Records from a dataset:
☆ ☆ ☆

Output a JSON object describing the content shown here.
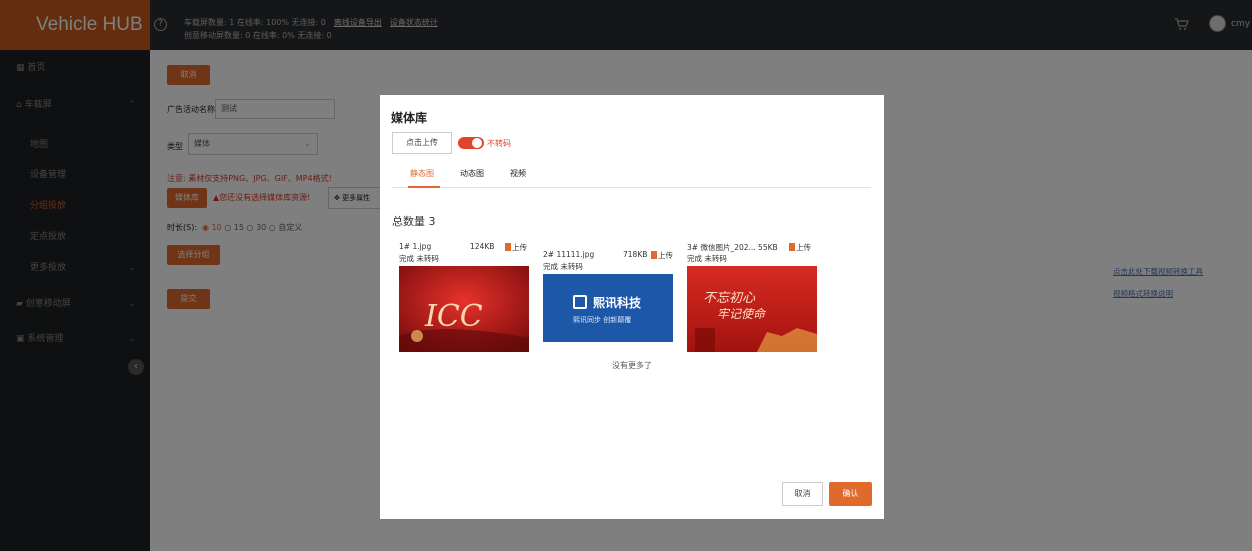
{
  "header": {
    "brand": "Vehicle HUB",
    "help_icon": "help-circle-icon",
    "stats_line1": "车载屏数量: 1 在线率: 100% 无连接: 0",
    "export_link": "离线设备导出",
    "status_link": "设备状态统计",
    "stats_line2": "创意移动屏数量: 0 在线率: 0% 无连接: 0",
    "user": "cmy ▾"
  },
  "sidebar": {
    "items": [
      {
        "label": "首页",
        "icon": "home-icon"
      },
      {
        "label": "车载屏",
        "icon": "car-icon"
      },
      {
        "label": "地图"
      },
      {
        "label": "设备管理"
      },
      {
        "label": "分组投放"
      },
      {
        "label": "定点投放"
      },
      {
        "label": "更多投放"
      },
      {
        "label": "创意移动屏",
        "icon": "screen-icon"
      },
      {
        "label": "系统管理",
        "icon": "settings-icon"
      }
    ],
    "collapse_label": "‹"
  },
  "form": {
    "cancel_label": "取消",
    "name_label": "广告活动名称",
    "name_value": "测试",
    "type_label": "类型",
    "type_value": "媒体",
    "notice": "注意: 素材仅支持PNG、JPG、GIF、MP4格式!",
    "media_lib_label": "媒体库",
    "warning": "▲您还没有选择媒体库资源!",
    "more_label": "✥ 更多属性",
    "duration_label": "时长(S):",
    "durations": [
      "10",
      "15",
      "30",
      "自定义"
    ],
    "select_group_label": "选择分组",
    "submit_label": "提交",
    "link1": "点击此处下载视频转换工具",
    "link2": "视频格式转换说明"
  },
  "modal": {
    "title": "媒体库",
    "upload_label": "点击上传",
    "toggle_label": "不转码",
    "tabs": [
      "静态图",
      "动态图",
      "视频"
    ],
    "total_label": "总数量 3",
    "items": [
      {
        "name": "1# 1.jpg",
        "size": "124KB",
        "upload": "上传",
        "status": "完成 未转码"
      },
      {
        "name": "2# 11111.jpg",
        "size": "718KB",
        "upload": "上传",
        "status": "完成 未转码"
      },
      {
        "name": "3# 微信图片_202... 55KB",
        "size": "",
        "upload": "上传",
        "status": "完成 未转码"
      }
    ],
    "thumb2_title": "熙讯科技",
    "thumb2_sub": "熙讯同步 创新颠覆",
    "no_more": "没有更多了",
    "cancel_label": "取消",
    "confirm_label": "确认"
  },
  "colors": {
    "accent": "#e06a2c",
    "header": "#2b2d31",
    "sidebar": "#1f2023",
    "brand": "#c85a1c"
  }
}
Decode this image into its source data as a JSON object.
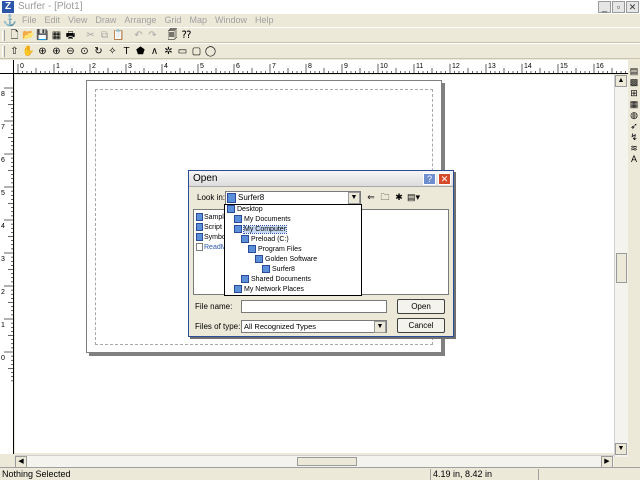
{
  "window": {
    "title": "Surfer - [Plot1]",
    "app_icon": "Z",
    "buttons": [
      "minimize",
      "maximize",
      "close"
    ]
  },
  "menu": {
    "items": [
      "File",
      "Edit",
      "View",
      "Draw",
      "Arrange",
      "Grid",
      "Map",
      "Window",
      "Help"
    ]
  },
  "ruler": {
    "h_ticks": [
      "0",
      "1",
      "2",
      "3",
      "4",
      "5",
      "6",
      "7",
      "8",
      "9",
      "10",
      "11",
      "12",
      "13",
      "14",
      "15",
      "16"
    ],
    "v_ticks": [
      "8",
      "7",
      "6",
      "5",
      "4",
      "3",
      "2",
      "1",
      "0"
    ]
  },
  "dialog": {
    "title": "Open",
    "help_label": "?",
    "close_label": "✕",
    "look_in_label": "Look in:",
    "look_in_value": "Surfer8",
    "file_name_label": "File name:",
    "file_name_value": "",
    "files_of_type_label": "Files of type:",
    "files_of_type_value": "All Recognized Types",
    "open_label": "Open",
    "cancel_label": "Cancel",
    "files": [
      {
        "name": "Sampl",
        "type": "folder"
      },
      {
        "name": "Script",
        "type": "folder"
      },
      {
        "name": "Symbo",
        "type": "folder"
      },
      {
        "name": "ReadM",
        "type": "doc"
      }
    ],
    "tree": [
      {
        "name": "Desktop",
        "indent": 0
      },
      {
        "name": "My Documents",
        "indent": 1
      },
      {
        "name": "My Computer",
        "indent": 1,
        "selected": true
      },
      {
        "name": "Preload (C:)",
        "indent": 2
      },
      {
        "name": "Program Files",
        "indent": 3
      },
      {
        "name": "Golden Software",
        "indent": 4
      },
      {
        "name": "Surfer8",
        "indent": 5
      },
      {
        "name": "Shared Documents",
        "indent": 2
      },
      {
        "name": "My Network Places",
        "indent": 1
      }
    ]
  },
  "status": {
    "left": "Nothing Selected",
    "coords": "4.19 in, 8.42 in"
  },
  "colors": {
    "chrome": "#ece9d8",
    "titlebar_accent": "#2a55a8",
    "dialog_close": "#d44a2a",
    "selection": "#c6d8f4"
  }
}
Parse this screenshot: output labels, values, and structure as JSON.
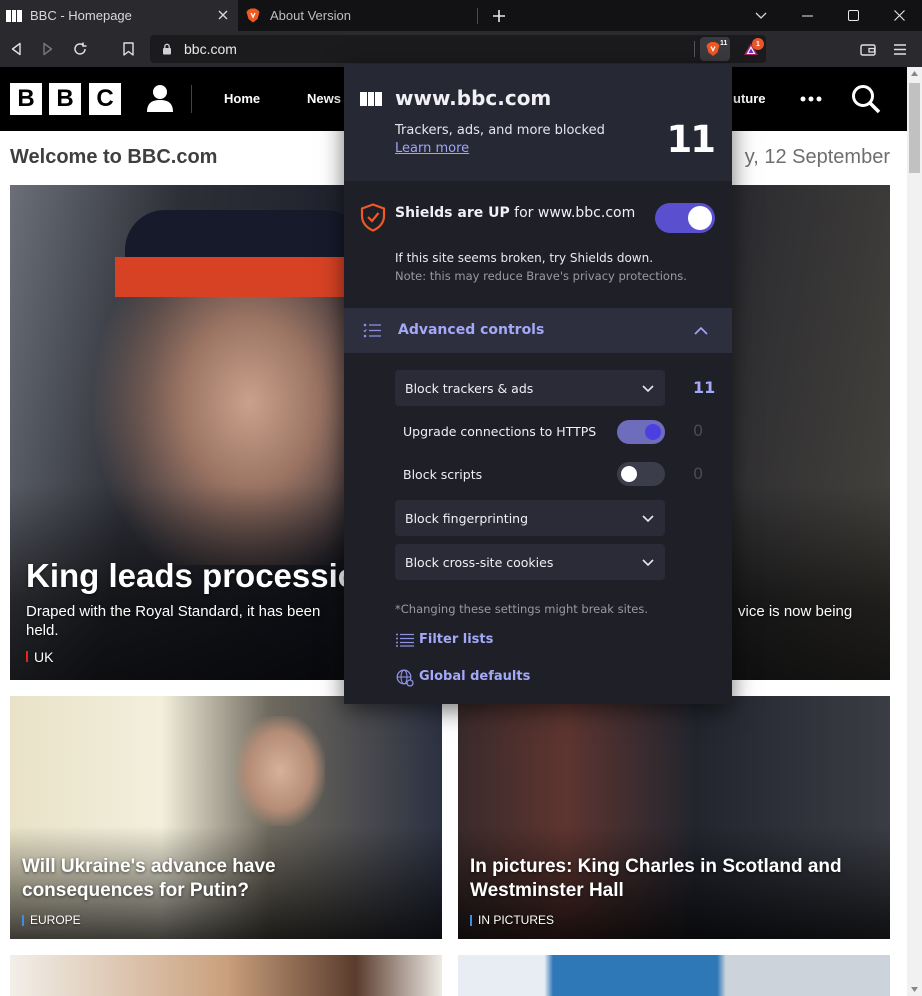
{
  "browser": {
    "tabs": [
      {
        "title": "BBC - Homepage",
        "active": true
      },
      {
        "title": "About Version",
        "active": false
      }
    ],
    "url": "bbc.com",
    "shields_badge_count": "11",
    "rewards_badge_count": "1"
  },
  "bbc": {
    "nav": [
      "Home",
      "News"
    ],
    "nav_partial": "uture",
    "welcome": "Welcome to BBC.com",
    "date": "y, 12 September",
    "stories": [
      {
        "headline": "King leads processio",
        "summary": "Draped with the Royal Standard, it has been",
        "summary2": "held.",
        "summary_right": "vice is now being",
        "tag": "UK",
        "tag_color": "#e4251b"
      },
      {
        "headline": "Will Ukraine's advance have consequences for Putin?",
        "tag": "EUROPE",
        "tag_color": "#3b8ee6"
      },
      {
        "headline": "In pictures: King Charles in Scotland and Westminster Hall",
        "tag": "IN PICTURES",
        "tag_color": "#3b8ee6"
      }
    ]
  },
  "shields": {
    "site": "www.bbc.com",
    "blocked_text": "Trackers, ads, and more blocked",
    "learn_more": "Learn more",
    "blocked_count": "11",
    "status_bold": "Shields are UP",
    "status_rest": " for www.bbc.com",
    "shields_on": true,
    "broken_text": "If this site seems broken, try Shields down.",
    "note_text": "Note: this may reduce Brave's privacy protections.",
    "advanced_label": "Advanced controls",
    "controls": {
      "trackers": {
        "label": "Block trackers & ads",
        "count": "11"
      },
      "https": {
        "label": "Upgrade connections to HTTPS",
        "count": "0",
        "enabled": true
      },
      "scripts": {
        "label": "Block scripts",
        "count": "0",
        "enabled": false
      },
      "fingerprinting": {
        "label": "Block fingerprinting"
      },
      "cookies": {
        "label": "Block cross-site cookies"
      }
    },
    "warning": "*Changing these settings might break sites.",
    "filter_lists": "Filter lists",
    "global_defaults": "Global defaults"
  },
  "colors": {
    "accent": "#5a4fcf",
    "link": "#a4a8f8",
    "brave_orange": "#f05a22"
  }
}
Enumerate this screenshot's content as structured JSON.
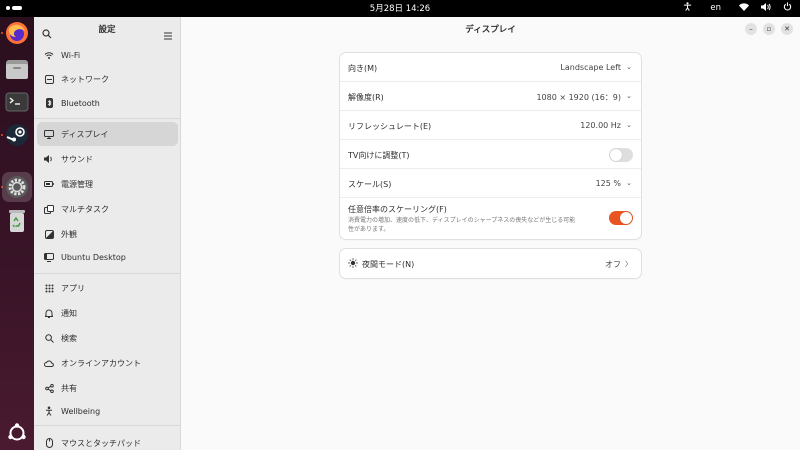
{
  "topbar": {
    "clock": "5月28日  14:26",
    "language": "en"
  },
  "dock": {
    "apps": [
      {
        "name": "firefox-icon"
      },
      {
        "name": "files-icon"
      },
      {
        "name": "terminal-icon"
      },
      {
        "name": "steam-icon"
      },
      {
        "name": "settings-icon"
      },
      {
        "name": "trash-icon"
      },
      {
        "name": "ubuntu-logo-icon"
      }
    ]
  },
  "sidebar": {
    "title": "設定",
    "items": [
      {
        "label": "Wi-Fi",
        "icon": "wifi-icon"
      },
      {
        "label": "ネットワーク",
        "icon": "network-icon"
      },
      {
        "label": "Bluetooth",
        "icon": "bluetooth-icon"
      },
      {
        "label": "ディスプレイ",
        "icon": "display-icon"
      },
      {
        "label": "サウンド",
        "icon": "sound-icon"
      },
      {
        "label": "電源管理",
        "icon": "power-icon"
      },
      {
        "label": "マルチタスク",
        "icon": "multitasking-icon"
      },
      {
        "label": "外観",
        "icon": "appearance-icon"
      },
      {
        "label": "Ubuntu Desktop",
        "icon": "ubuntu-desktop-icon"
      },
      {
        "label": "アプリ",
        "icon": "apps-icon"
      },
      {
        "label": "通知",
        "icon": "bell-icon"
      },
      {
        "label": "検索",
        "icon": "search-icon"
      },
      {
        "label": "オンラインアカウント",
        "icon": "cloud-icon"
      },
      {
        "label": "共有",
        "icon": "share-icon"
      },
      {
        "label": "Wellbeing",
        "icon": "wellbeing-icon"
      },
      {
        "label": "マウスとタッチパッド",
        "icon": "mouse-icon"
      }
    ],
    "active_index": 3
  },
  "main": {
    "title": "ディスプレイ",
    "settings": {
      "orientation": {
        "label": "向き(M)",
        "value": "Landscape Left"
      },
      "resolution": {
        "label": "解像度(R)",
        "value": "1080 × 1920 (16：9)"
      },
      "refresh": {
        "label": "リフレッシュレート(E)",
        "value": "120.00 Hz"
      },
      "tv": {
        "label": "TV向けに調整(T)",
        "on": false
      },
      "scale": {
        "label": "スケール(S)",
        "value": "125 %"
      },
      "fractional": {
        "label": "任意倍率のスケーリング(F)",
        "desc": "消費電力の増加、速度の低下、ディスプレイのシャープネスの喪失などが生じる可能性があります。",
        "on": true
      }
    },
    "night_light": {
      "label": "夜間モード(N)",
      "value": "オフ"
    }
  },
  "colors": {
    "accent": "#e95420",
    "sidebar_bg": "#ebebeb",
    "content_bg": "#fafafa"
  }
}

☆ ☆ ☆

Collect every line with the string "JSON" from the records, and copy each.

Answer for the task:
Output a JSON object describing the content shown here.
Decode this image into its source data as a JSON object.
Parse this screenshot: output labels, values, and structure as JSON.
Enumerate this screenshot's content as structured JSON.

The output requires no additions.